◆ DATA
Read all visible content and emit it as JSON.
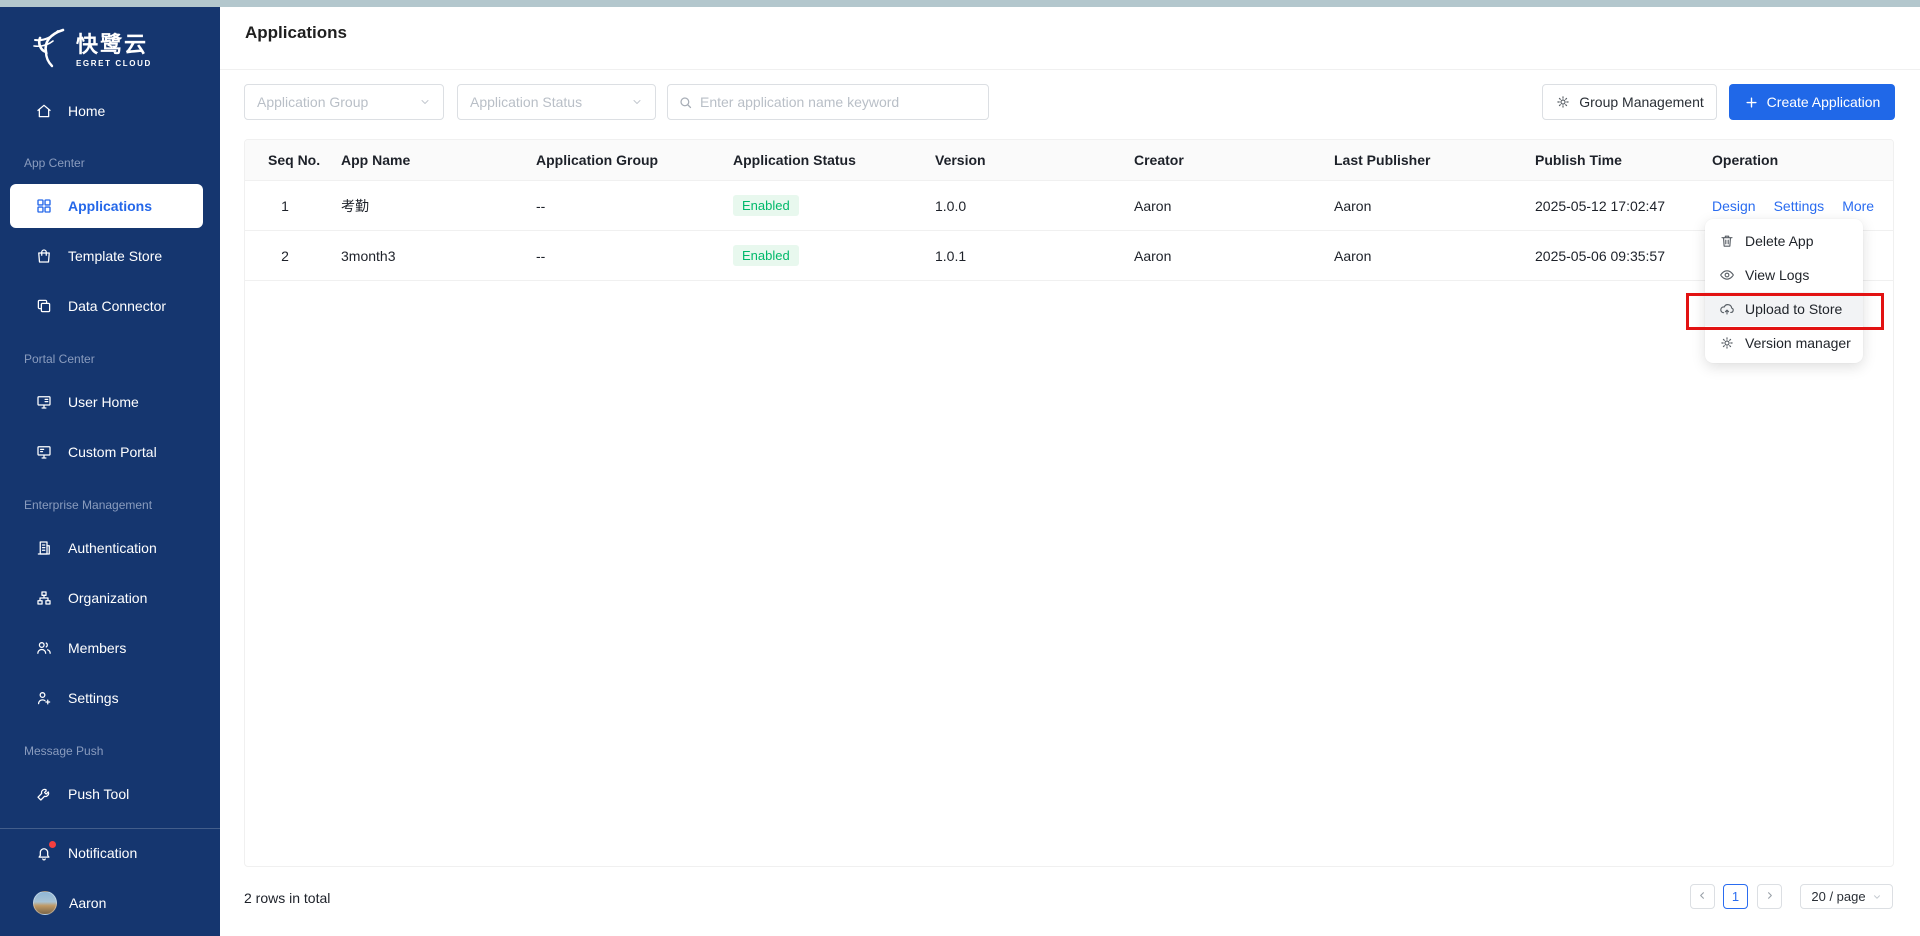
{
  "sidebar": {
    "logo_title": "快鹭云",
    "logo_subtitle": "EGRET CLOUD",
    "items": {
      "home": "Home",
      "app_center": "App Center",
      "applications": "Applications",
      "template_store": "Template Store",
      "data_connector": "Data Connector",
      "portal_center": "Portal Center",
      "user_home": "User Home",
      "custom_portal": "Custom Portal",
      "enterprise_management": "Enterprise Management",
      "authentication": "Authentication",
      "organization": "Organization",
      "members": "Members",
      "settings": "Settings",
      "message_push": "Message Push",
      "push_tool": "Push Tool",
      "notification": "Notification",
      "user_name": "Aaron"
    }
  },
  "header": {
    "title": "Applications"
  },
  "filters": {
    "group_placeholder": "Application Group",
    "status_placeholder": "Application Status",
    "search_placeholder": "Enter application name keyword"
  },
  "toolbar": {
    "group_management": "Group Management",
    "create_application": "Create Application"
  },
  "table": {
    "columns": [
      "Seq No.",
      "App Name",
      "Application Group",
      "Application Status",
      "Version",
      "Creator",
      "Last Publisher",
      "Publish Time",
      "Operation"
    ],
    "rows": [
      {
        "seq": "1",
        "app_name": "考勤",
        "group": "--",
        "status": "Enabled",
        "version": "1.0.0",
        "creator": "Aaron",
        "last_publisher": "Aaron",
        "publish_time": "2025-05-12 17:02:47",
        "ops": [
          "Design",
          "Settings",
          "More"
        ]
      },
      {
        "seq": "2",
        "app_name": "3month3",
        "group": "--",
        "status": "Enabled",
        "version": "1.0.1",
        "creator": "Aaron",
        "last_publisher": "Aaron",
        "publish_time": "2025-05-06 09:35:57"
      }
    ]
  },
  "menu": {
    "items": [
      {
        "label": "Delete App"
      },
      {
        "label": "View Logs"
      },
      {
        "label": "Upload to Store"
      },
      {
        "label": "Version manager"
      }
    ]
  },
  "pagination": {
    "total_text": "2 rows in total",
    "current_page": "1",
    "page_size": "20 / page"
  },
  "colors": {
    "sidebar_bg": "#15366f",
    "accent_blue": "#2a6cf0",
    "primary_button_bg": "#2068e8",
    "enabled_text": "#00b96b",
    "enabled_bg": "#e8f8ee",
    "annotation_red": "#e21212",
    "top_strip": "#b3c7cd",
    "notification_dot": "#f53f3f"
  }
}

◆ TASK TO CARRY OUT
Omit every picture, then repeat the remaining data exactly as it appears above.

◆ FINISHED TASK
Read all visible content and emit it as JSON.
{
  "sidebar": {
    "logo_title": "快鹭云",
    "logo_subtitle": "EGRET CLOUD",
    "items": {
      "home": "Home",
      "app_center": "App Center",
      "applications": "Applications",
      "template_store": "Template Store",
      "data_connector": "Data Connector",
      "portal_center": "Portal Center",
      "user_home": "User Home",
      "custom_portal": "Custom Portal",
      "enterprise_management": "Enterprise Management",
      "authentication": "Authentication",
      "organization": "Organization",
      "members": "Members",
      "settings": "Settings",
      "message_push": "Message Push",
      "push_tool": "Push Tool",
      "notification": "Notification",
      "user_name": "Aaron"
    }
  },
  "header": {
    "title": "Applications"
  },
  "filters": {
    "group_placeholder": "Application Group",
    "status_placeholder": "Application Status",
    "search_placeholder": "Enter application name keyword"
  },
  "toolbar": {
    "group_management": "Group Management",
    "create_application": "Create Application"
  },
  "table": {
    "columns": [
      "Seq No.",
      "App Name",
      "Application Group",
      "Application Status",
      "Version",
      "Creator",
      "Last Publisher",
      "Publish Time",
      "Operation"
    ],
    "rows": [
      {
        "seq": "1",
        "app_name": "考勤",
        "group": "--",
        "status": "Enabled",
        "version": "1.0.0",
        "creator": "Aaron",
        "last_publisher": "Aaron",
        "publish_time": "2025-05-12 17:02:47",
        "ops": [
          "Design",
          "Settings",
          "More"
        ]
      },
      {
        "seq": "2",
        "app_name": "3month3",
        "group": "--",
        "status": "Enabled",
        "version": "1.0.1",
        "creator": "Aaron",
        "last_publisher": "Aaron",
        "publish_time": "2025-05-06 09:35:57"
      }
    ]
  },
  "menu": {
    "items": [
      {
        "label": "Delete App"
      },
      {
        "label": "View Logs"
      },
      {
        "label": "Upload to Store"
      },
      {
        "label": "Version manager"
      }
    ]
  },
  "pagination": {
    "total_text": "2 rows in total",
    "current_page": "1",
    "page_size": "20 / page"
  },
  "colors": {
    "sidebar_bg": "#15366f",
    "accent_blue": "#2a6cf0",
    "primary_button_bg": "#2068e8",
    "enabled_text": "#00b96b",
    "enabled_bg": "#e8f8ee",
    "annotation_red": "#e21212",
    "top_strip": "#b3c7cd",
    "notification_dot": "#f53f3f"
  }
}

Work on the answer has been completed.